— RECORDS —
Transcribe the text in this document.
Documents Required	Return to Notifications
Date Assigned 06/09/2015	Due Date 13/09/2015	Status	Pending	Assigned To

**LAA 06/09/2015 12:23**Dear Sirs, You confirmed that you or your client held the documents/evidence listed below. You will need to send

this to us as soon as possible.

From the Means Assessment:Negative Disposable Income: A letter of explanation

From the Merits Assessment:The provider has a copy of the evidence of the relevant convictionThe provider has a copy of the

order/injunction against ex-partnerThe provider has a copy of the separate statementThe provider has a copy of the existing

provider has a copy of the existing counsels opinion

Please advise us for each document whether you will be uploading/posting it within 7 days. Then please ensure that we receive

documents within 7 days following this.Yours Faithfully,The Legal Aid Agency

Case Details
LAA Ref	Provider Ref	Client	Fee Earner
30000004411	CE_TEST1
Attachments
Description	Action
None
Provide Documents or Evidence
---
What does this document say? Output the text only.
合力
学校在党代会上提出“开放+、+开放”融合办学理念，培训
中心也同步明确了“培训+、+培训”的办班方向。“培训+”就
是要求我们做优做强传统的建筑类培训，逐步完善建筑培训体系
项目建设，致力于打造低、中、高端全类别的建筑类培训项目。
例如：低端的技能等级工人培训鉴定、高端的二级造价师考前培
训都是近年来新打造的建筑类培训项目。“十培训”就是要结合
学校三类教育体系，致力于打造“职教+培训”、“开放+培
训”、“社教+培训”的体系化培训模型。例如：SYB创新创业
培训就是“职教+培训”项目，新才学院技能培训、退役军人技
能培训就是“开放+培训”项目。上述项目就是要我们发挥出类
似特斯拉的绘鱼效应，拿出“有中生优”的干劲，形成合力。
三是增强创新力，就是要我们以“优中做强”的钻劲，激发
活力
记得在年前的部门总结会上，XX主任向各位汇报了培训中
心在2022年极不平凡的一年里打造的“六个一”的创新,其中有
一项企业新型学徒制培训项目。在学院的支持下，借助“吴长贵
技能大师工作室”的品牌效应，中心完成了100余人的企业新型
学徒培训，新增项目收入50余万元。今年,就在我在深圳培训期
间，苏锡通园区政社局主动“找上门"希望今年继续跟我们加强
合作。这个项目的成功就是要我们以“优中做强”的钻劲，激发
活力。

— STATED EXERCISE —
Say how many lines in the records above hold "From", and give no other text.

— SOLUTION TO THIS PROBLEM —
2